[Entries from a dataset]
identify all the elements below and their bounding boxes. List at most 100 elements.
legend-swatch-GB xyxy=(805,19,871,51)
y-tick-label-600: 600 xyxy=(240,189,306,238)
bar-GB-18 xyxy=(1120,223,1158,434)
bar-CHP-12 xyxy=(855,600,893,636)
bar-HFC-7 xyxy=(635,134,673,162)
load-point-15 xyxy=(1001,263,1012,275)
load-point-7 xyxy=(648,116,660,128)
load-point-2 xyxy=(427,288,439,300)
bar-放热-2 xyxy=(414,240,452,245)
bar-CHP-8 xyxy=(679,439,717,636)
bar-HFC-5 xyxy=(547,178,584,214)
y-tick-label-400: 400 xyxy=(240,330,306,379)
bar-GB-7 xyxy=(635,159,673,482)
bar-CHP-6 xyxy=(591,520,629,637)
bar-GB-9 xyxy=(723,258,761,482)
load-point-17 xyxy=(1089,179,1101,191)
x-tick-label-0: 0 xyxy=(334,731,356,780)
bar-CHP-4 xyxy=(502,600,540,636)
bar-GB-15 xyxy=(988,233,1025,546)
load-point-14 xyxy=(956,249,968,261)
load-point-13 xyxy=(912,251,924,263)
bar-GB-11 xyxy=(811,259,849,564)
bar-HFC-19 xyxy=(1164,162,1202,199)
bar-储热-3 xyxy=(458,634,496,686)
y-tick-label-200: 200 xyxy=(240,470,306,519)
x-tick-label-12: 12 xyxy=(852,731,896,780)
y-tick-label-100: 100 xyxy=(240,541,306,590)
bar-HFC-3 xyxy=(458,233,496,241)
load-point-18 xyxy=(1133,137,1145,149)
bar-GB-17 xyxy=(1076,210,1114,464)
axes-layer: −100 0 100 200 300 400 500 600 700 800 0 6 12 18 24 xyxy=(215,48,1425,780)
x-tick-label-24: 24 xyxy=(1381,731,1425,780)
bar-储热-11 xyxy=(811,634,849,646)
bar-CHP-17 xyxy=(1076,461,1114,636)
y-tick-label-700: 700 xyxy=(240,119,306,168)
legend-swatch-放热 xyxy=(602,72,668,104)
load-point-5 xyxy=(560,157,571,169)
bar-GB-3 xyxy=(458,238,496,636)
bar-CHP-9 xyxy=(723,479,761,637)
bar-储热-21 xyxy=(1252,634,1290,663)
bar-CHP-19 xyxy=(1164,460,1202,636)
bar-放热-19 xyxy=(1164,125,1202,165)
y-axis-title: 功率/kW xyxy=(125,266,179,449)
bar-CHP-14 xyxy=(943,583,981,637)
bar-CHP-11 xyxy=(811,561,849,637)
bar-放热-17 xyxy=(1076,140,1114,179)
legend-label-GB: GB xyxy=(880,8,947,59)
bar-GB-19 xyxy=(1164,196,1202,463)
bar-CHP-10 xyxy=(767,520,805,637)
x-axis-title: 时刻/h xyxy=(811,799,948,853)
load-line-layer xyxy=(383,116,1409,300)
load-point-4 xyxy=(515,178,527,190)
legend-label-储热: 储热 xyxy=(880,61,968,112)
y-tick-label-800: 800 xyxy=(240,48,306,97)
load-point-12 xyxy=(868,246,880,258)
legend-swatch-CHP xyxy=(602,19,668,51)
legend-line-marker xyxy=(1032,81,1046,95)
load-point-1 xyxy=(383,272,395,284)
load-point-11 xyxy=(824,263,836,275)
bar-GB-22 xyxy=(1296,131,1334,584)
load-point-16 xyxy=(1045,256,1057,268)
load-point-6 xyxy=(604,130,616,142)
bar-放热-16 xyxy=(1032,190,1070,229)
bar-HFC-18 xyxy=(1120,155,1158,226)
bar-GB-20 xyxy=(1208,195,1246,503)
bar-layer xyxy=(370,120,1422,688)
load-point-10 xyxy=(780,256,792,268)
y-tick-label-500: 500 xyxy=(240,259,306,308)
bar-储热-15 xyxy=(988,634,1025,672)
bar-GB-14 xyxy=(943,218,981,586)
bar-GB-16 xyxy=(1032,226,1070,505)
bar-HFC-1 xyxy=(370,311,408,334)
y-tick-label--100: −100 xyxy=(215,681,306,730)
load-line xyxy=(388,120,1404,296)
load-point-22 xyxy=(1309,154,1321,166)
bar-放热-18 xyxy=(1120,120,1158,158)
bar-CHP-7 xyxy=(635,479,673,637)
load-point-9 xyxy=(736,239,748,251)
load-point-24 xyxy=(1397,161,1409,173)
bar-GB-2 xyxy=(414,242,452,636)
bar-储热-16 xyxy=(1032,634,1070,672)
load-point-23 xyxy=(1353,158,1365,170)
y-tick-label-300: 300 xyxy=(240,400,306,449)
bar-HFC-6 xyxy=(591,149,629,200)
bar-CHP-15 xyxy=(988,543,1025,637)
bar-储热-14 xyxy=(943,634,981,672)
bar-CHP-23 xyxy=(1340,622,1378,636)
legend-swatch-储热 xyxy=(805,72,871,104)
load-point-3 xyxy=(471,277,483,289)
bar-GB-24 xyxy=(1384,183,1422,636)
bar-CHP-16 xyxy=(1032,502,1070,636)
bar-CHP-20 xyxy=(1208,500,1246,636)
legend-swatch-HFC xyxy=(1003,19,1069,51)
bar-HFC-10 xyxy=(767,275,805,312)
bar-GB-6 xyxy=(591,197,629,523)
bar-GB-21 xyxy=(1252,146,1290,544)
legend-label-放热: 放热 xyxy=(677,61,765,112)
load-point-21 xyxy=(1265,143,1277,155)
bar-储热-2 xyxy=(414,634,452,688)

> [WORK TO DO]:
Return each line of the items above that contains the string "legend".

> [FINISHED ANSWER]:
legend-swatch-GB xyxy=(805,19,871,51)
legend-swatch-放热 xyxy=(602,72,668,104)
legend-label-GB: GB xyxy=(880,8,947,59)
legend-label-储热: 储热 xyxy=(880,61,968,112)
legend-swatch-CHP xyxy=(602,19,668,51)
legend-line-marker xyxy=(1032,81,1046,95)
legend-swatch-储热 xyxy=(805,72,871,104)
legend-swatch-HFC xyxy=(1003,19,1069,51)
legend-label-放热: 放热 xyxy=(677,61,765,112)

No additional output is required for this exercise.